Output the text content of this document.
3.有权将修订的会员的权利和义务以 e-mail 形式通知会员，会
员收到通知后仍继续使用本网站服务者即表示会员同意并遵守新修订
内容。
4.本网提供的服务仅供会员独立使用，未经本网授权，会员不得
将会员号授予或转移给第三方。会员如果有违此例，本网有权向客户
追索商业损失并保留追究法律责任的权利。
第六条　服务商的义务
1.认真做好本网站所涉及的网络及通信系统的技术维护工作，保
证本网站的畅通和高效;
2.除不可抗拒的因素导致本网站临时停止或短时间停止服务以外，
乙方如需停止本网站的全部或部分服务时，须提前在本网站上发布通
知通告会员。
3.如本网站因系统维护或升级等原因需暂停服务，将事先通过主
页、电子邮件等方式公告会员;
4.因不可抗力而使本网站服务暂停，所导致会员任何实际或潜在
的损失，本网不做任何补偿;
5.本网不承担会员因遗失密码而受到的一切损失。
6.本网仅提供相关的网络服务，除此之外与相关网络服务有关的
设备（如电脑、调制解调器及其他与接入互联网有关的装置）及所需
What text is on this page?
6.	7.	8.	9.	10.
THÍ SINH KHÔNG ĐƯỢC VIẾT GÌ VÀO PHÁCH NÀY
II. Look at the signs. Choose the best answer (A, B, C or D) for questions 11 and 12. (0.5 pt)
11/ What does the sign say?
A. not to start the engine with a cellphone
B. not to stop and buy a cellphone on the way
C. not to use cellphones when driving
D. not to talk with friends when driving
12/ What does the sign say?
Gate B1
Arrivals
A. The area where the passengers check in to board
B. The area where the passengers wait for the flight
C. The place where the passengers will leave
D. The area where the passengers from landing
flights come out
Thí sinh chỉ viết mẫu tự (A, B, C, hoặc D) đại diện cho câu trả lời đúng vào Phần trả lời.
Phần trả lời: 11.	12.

----

**WHAT IS EXPECTED:** Extract every line from the one containing "What text is on this page?" to the end of the entries, including both of those lines, exactly as given and with nothing added.

**FINISHED ANSWER:**
What text is on this page?
6.	7.	8.	9.	10.
THÍ SINH KHÔNG ĐƯỢC VIẾT GÌ VÀO PHÁCH NÀY
II. Look at the signs. Choose the best answer (A, B, C or D) for questions 11 and 12. (0.5 pt)
11/ What does the sign say?
A. not to start the engine with a cellphone
B. not to stop and buy a cellphone on the way
C. not to use cellphones when driving
D. not to talk with friends when driving
12/ What does the sign say?
Gate B1
Arrivals
A. The area where the passengers check in to board
B. The area where the passengers wait for the flight
C. The place where the passengers will leave
D. The area where the passengers from landing
flights come out
Thí sinh chỉ viết mẫu tự (A, B, C, hoặc D) đại diện cho câu trả lời đúng vào Phần trả lời.
Phần trả lời: 11.	12.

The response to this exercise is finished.